───── Records for this task ─────

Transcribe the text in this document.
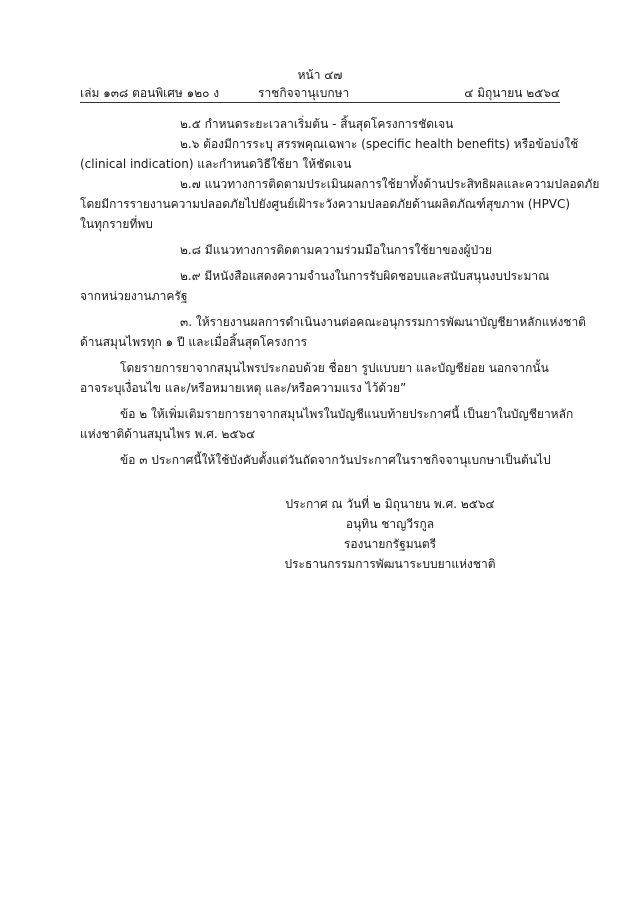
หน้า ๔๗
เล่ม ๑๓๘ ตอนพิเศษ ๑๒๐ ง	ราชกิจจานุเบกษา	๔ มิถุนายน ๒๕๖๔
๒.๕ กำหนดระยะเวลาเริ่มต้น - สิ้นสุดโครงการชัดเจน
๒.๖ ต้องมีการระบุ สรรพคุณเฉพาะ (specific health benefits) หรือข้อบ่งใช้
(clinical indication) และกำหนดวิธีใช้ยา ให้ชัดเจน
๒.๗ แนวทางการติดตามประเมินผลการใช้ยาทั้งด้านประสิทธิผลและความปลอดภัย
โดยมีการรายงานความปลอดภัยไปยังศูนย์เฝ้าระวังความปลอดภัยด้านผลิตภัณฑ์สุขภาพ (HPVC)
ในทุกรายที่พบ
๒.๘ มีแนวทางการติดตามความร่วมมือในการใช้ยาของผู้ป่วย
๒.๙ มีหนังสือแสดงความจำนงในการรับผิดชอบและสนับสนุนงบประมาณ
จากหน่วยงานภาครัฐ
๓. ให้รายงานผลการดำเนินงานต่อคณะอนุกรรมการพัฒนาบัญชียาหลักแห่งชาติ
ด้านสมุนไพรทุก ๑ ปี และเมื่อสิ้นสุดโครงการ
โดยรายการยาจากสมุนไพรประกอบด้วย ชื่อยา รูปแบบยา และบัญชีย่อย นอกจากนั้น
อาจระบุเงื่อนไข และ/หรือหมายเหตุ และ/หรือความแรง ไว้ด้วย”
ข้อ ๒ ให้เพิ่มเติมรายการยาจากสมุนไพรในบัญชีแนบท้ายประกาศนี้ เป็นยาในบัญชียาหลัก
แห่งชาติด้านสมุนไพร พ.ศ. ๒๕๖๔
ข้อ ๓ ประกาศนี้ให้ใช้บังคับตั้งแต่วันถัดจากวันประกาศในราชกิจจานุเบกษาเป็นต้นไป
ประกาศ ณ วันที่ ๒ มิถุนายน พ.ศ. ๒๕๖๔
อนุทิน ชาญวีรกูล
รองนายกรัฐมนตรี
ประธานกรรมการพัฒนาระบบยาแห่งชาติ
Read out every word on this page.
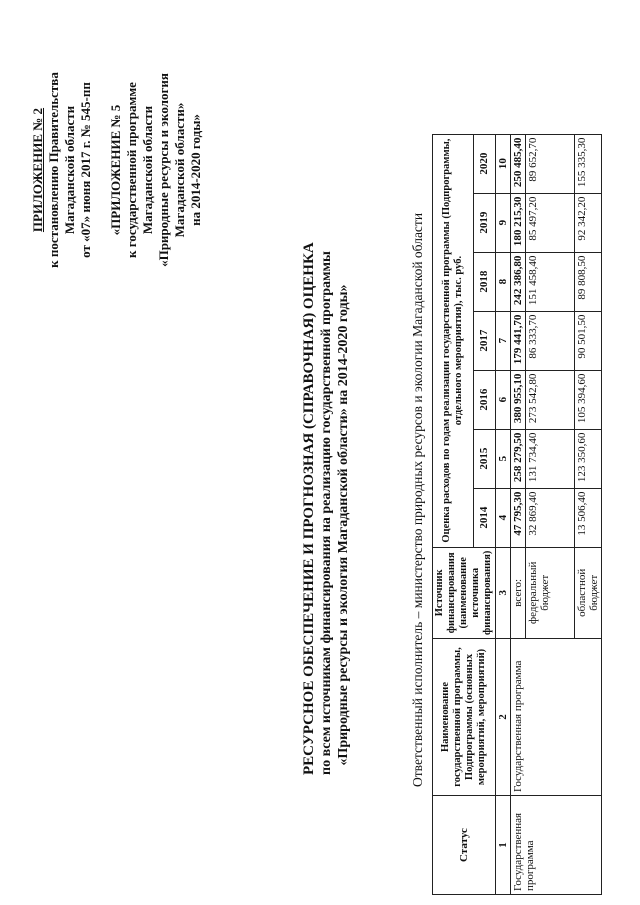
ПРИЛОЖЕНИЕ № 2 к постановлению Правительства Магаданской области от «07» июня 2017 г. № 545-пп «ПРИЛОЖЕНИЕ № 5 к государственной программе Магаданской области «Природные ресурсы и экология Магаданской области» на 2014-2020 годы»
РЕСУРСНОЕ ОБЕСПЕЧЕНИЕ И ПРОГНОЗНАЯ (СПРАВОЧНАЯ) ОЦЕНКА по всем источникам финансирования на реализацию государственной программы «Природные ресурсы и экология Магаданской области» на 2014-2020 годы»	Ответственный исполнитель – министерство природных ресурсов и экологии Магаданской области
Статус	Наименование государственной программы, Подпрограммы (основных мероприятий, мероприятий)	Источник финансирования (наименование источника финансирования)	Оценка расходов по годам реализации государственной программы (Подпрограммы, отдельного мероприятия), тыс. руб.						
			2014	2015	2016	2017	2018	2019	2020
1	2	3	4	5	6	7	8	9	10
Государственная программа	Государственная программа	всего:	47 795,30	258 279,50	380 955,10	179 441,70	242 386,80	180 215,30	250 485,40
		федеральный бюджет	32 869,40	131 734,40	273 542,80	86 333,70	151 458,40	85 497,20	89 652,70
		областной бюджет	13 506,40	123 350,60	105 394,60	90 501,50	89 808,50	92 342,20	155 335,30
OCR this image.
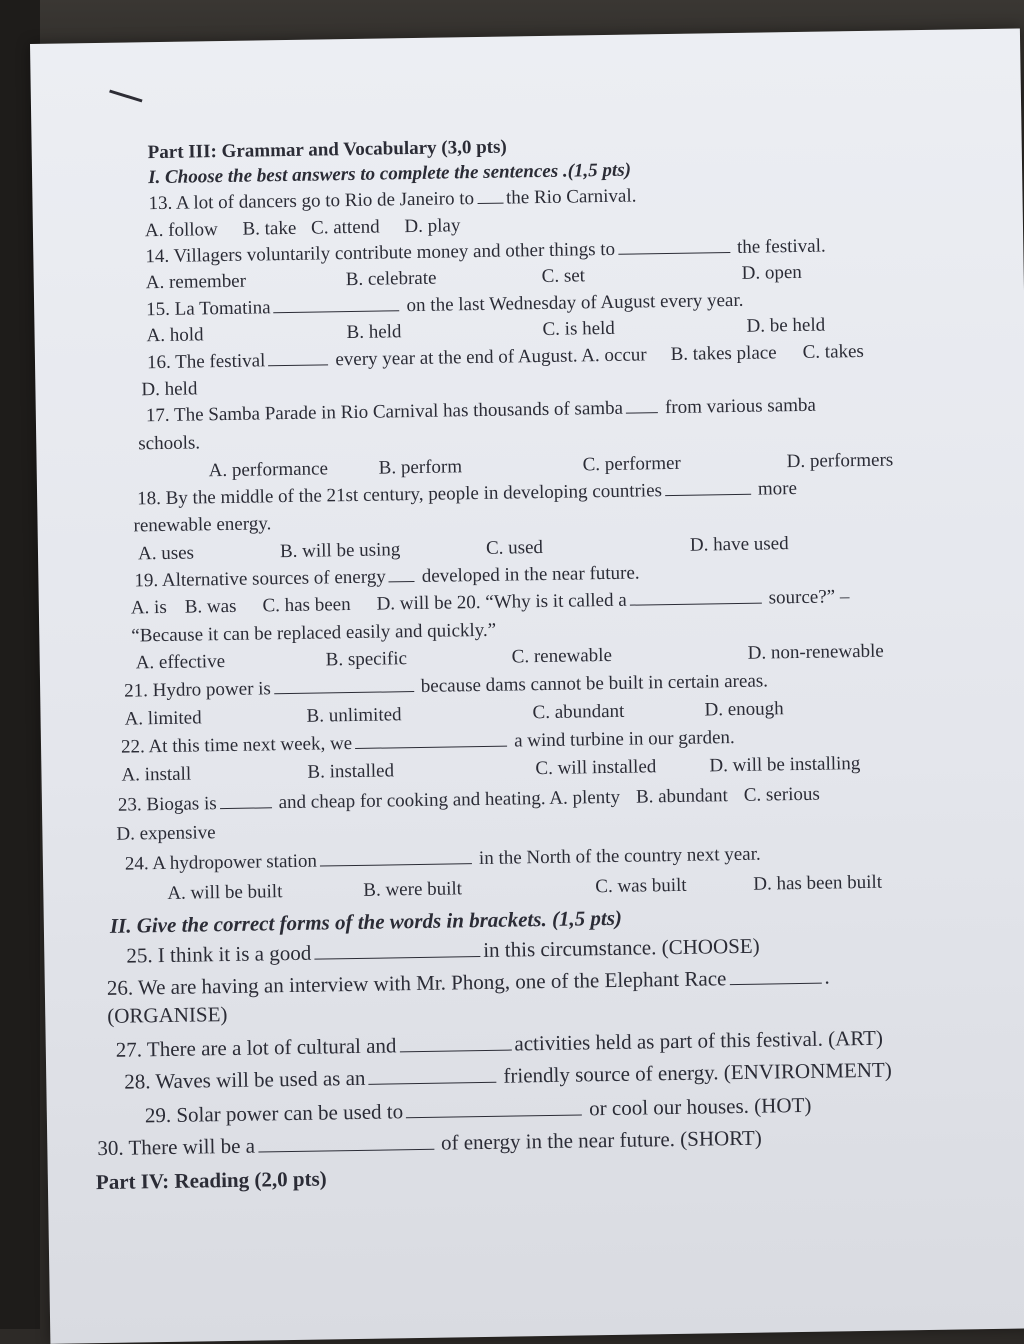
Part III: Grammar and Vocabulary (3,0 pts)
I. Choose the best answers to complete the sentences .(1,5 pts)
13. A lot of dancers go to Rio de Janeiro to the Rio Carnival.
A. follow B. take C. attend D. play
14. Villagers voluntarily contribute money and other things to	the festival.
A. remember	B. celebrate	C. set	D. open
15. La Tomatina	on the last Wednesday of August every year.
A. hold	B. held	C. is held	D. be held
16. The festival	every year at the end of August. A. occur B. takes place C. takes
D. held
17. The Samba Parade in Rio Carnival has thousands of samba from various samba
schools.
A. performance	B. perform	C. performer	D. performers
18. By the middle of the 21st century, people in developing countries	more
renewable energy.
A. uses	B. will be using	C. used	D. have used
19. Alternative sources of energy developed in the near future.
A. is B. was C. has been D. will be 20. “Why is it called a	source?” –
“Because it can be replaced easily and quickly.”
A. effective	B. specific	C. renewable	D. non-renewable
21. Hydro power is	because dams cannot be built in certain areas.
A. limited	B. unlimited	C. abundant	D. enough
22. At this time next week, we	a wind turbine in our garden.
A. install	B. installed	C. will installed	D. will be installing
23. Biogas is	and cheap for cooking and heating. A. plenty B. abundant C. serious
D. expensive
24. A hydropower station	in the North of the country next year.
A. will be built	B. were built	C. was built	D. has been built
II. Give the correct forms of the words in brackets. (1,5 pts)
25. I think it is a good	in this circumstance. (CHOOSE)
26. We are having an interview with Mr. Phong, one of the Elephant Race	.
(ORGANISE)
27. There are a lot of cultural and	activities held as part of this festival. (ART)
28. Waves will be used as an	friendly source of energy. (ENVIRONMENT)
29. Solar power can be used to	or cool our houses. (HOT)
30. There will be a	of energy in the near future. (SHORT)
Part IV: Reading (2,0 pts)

─────
───── Records for this task ─────

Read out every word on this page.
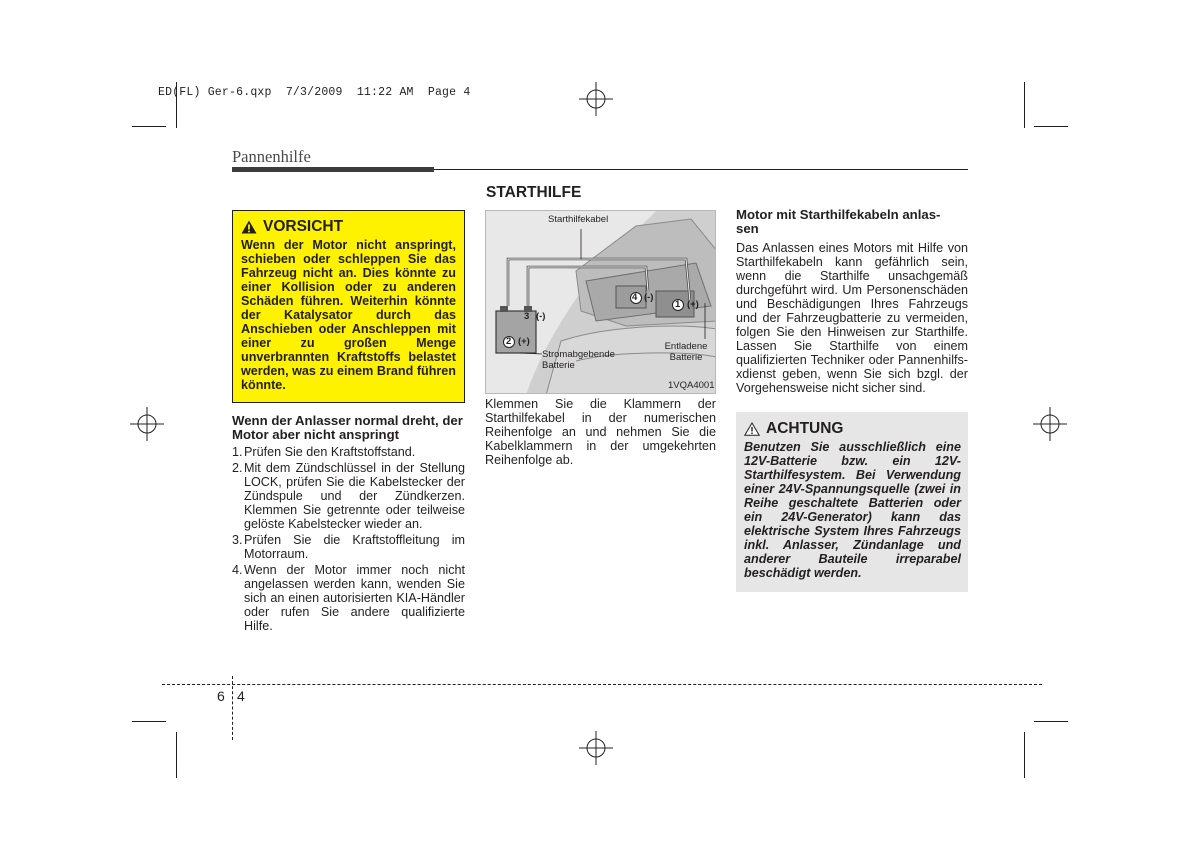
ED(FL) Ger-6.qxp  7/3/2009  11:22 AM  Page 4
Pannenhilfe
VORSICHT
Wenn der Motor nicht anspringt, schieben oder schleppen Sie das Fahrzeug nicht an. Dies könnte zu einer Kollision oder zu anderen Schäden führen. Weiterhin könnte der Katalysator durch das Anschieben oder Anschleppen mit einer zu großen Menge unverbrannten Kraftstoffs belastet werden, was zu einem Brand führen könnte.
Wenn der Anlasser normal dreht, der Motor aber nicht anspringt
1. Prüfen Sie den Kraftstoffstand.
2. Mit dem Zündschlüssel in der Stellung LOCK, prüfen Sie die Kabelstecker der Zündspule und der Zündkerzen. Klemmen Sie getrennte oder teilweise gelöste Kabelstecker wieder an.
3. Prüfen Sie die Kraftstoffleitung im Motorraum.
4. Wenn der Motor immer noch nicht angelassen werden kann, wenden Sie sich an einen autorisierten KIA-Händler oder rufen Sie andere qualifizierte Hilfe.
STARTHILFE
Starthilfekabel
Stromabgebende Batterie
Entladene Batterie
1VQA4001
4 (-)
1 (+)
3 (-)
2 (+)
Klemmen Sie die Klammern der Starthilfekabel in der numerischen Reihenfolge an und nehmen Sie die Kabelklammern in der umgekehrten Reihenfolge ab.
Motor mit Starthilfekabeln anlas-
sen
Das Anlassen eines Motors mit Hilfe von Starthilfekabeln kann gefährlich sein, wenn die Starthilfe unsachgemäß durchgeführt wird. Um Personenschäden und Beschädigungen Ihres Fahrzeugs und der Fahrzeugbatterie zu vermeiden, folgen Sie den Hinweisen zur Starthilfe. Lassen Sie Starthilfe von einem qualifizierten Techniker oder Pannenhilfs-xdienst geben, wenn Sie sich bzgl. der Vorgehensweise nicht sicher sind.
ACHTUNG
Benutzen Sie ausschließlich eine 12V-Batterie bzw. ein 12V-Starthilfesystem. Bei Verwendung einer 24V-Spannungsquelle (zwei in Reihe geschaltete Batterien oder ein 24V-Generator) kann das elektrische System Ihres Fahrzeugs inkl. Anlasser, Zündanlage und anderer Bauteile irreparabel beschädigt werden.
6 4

─────

Exercise details> Every line that holds the word "year" should be extracted.

Result>
15. La Tomatina	on the last Wednesday of August every year.
16. The festival	every year at the end of August. A. occur B. takes place C. takes
24. A hydropower station	in the North of the country next year.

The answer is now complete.